* What is asked *
Your reply should be one number: the count of lines holding the word "必须予以注明".

Data extracted from a collection
- - -
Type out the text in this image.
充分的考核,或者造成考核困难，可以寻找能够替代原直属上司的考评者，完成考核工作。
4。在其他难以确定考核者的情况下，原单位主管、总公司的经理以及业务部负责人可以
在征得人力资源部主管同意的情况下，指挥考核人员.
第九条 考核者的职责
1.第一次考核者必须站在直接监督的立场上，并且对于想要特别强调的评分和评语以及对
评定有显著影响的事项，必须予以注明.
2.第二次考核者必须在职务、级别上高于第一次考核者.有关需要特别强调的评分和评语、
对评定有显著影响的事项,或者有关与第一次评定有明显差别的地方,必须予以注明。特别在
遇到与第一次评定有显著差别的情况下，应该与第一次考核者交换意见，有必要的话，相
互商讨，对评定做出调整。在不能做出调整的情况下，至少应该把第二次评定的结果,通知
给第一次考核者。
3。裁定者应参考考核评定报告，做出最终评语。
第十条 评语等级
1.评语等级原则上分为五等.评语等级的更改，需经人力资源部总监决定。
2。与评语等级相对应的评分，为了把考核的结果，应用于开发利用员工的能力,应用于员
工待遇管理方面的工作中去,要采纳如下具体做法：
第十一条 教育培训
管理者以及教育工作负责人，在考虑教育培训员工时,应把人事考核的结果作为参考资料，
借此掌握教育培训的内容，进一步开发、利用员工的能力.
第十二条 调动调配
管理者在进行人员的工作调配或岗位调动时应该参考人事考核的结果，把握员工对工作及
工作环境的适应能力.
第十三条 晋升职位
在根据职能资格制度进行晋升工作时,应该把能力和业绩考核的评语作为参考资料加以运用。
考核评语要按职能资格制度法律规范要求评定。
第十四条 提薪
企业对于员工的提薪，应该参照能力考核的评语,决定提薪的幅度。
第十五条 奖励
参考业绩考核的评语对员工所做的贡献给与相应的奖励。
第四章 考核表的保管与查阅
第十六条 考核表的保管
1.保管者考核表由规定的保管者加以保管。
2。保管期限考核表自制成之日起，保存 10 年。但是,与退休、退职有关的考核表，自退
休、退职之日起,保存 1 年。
- - -
* Response for this exercise *
2